Each line below should be quoted exactly, please.

-- ENTRIES SHOWN start --

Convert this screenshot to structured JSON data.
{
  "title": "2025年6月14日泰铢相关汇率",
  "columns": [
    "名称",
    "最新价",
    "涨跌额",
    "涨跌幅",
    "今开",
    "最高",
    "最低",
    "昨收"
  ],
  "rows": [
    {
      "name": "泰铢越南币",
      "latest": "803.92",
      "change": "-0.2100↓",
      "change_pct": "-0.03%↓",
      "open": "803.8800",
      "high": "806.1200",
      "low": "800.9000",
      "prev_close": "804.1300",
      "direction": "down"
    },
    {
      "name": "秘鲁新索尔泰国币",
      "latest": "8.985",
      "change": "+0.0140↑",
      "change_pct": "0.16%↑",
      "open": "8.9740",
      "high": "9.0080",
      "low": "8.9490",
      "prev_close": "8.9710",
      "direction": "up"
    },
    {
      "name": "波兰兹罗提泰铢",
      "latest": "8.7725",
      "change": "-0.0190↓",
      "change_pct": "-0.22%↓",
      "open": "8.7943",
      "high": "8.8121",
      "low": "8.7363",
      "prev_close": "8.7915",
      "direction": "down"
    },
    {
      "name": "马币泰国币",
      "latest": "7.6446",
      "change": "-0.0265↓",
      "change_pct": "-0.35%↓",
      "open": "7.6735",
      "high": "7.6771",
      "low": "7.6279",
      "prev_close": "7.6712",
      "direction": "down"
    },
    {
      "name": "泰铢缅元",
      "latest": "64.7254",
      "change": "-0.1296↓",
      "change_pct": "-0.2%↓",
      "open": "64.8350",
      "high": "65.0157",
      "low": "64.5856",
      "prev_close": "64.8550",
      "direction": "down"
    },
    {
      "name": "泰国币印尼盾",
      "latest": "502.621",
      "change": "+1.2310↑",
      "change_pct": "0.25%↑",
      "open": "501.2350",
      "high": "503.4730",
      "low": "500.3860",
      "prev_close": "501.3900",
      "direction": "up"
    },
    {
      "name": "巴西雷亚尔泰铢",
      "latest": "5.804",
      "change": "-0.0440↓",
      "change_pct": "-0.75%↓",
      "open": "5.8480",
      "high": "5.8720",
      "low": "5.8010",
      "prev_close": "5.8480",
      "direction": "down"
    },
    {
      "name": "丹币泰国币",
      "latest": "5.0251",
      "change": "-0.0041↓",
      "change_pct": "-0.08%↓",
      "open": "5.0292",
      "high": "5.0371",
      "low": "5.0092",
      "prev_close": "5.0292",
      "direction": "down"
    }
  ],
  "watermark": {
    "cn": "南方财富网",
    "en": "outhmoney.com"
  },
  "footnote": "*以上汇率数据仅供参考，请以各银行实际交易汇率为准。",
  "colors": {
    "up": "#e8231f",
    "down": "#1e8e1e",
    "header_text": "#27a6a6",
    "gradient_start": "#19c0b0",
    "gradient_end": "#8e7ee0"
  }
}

-- ENTRIES SHOWN end --

_ANSWER IN FULL_
Convert this screenshot to structured JSON data.
{
  "title": "2025年6月14日泰铢相关汇率",
  "columns": [
    "名称",
    "最新价",
    "涨跌额",
    "涨跌幅",
    "今开",
    "最高",
    "最低",
    "昨收"
  ],
  "rows": [
    {
      "name": "泰铢越南币",
      "latest": "803.92",
      "change": "-0.2100↓",
      "change_pct": "-0.03%↓",
      "open": "803.8800",
      "high": "806.1200",
      "low": "800.9000",
      "prev_close": "804.1300",
      "direction": "down"
    },
    {
      "name": "秘鲁新索尔泰国币",
      "latest": "8.985",
      "change": "+0.0140↑",
      "change_pct": "0.16%↑",
      "open": "8.9740",
      "high": "9.0080",
      "low": "8.9490",
      "prev_close": "8.9710",
      "direction": "up"
    },
    {
      "name": "波兰兹罗提泰铢",
      "latest": "8.7725",
      "change": "-0.0190↓",
      "change_pct": "-0.22%↓",
      "open": "8.7943",
      "high": "8.8121",
      "low": "8.7363",
      "prev_close": "8.7915",
      "direction": "down"
    },
    {
      "name": "马币泰国币",
      "latest": "7.6446",
      "change": "-0.0265↓",
      "change_pct": "-0.35%↓",
      "open": "7.6735",
      "high": "7.6771",
      "low": "7.6279",
      "prev_close": "7.6712",
      "direction": "down"
    },
    {
      "name": "泰铢缅元",
      "latest": "64.7254",
      "change": "-0.1296↓",
      "change_pct": "-0.2%↓",
      "open": "64.8350",
      "high": "65.0157",
      "low": "64.5856",
      "prev_close": "64.8550",
      "direction": "down"
    },
    {
      "name": "泰国币印尼盾",
      "latest": "502.621",
      "change": "+1.2310↑",
      "change_pct": "0.25%↑",
      "open": "501.2350",
      "high": "503.4730",
      "low": "500.3860",
      "prev_close": "501.3900",
      "direction": "up"
    },
    {
      "name": "巴西雷亚尔泰铢",
      "latest": "5.804",
      "change": "-0.0440↓",
      "change_pct": "-0.75%↓",
      "open": "5.8480",
      "high": "5.8720",
      "low": "5.8010",
      "prev_close": "5.8480",
      "direction": "down"
    },
    {
      "name": "丹币泰国币",
      "latest": "5.0251",
      "change": "-0.0041↓",
      "change_pct": "-0.08%↓",
      "open": "5.0292",
      "high": "5.0371",
      "low": "5.0092",
      "prev_close": "5.0292",
      "direction": "down"
    }
  ],
  "watermark": {
    "cn": "南方财富网",
    "en": "outhmoney.com"
  },
  "footnote": "*以上汇率数据仅供参考，请以各银行实际交易汇率为准。",
  "colors": {
    "up": "#e8231f",
    "down": "#1e8e1e",
    "header_text": "#27a6a6",
    "gradient_start": "#19c0b0",
    "gradient_end": "#8e7ee0"
  }
}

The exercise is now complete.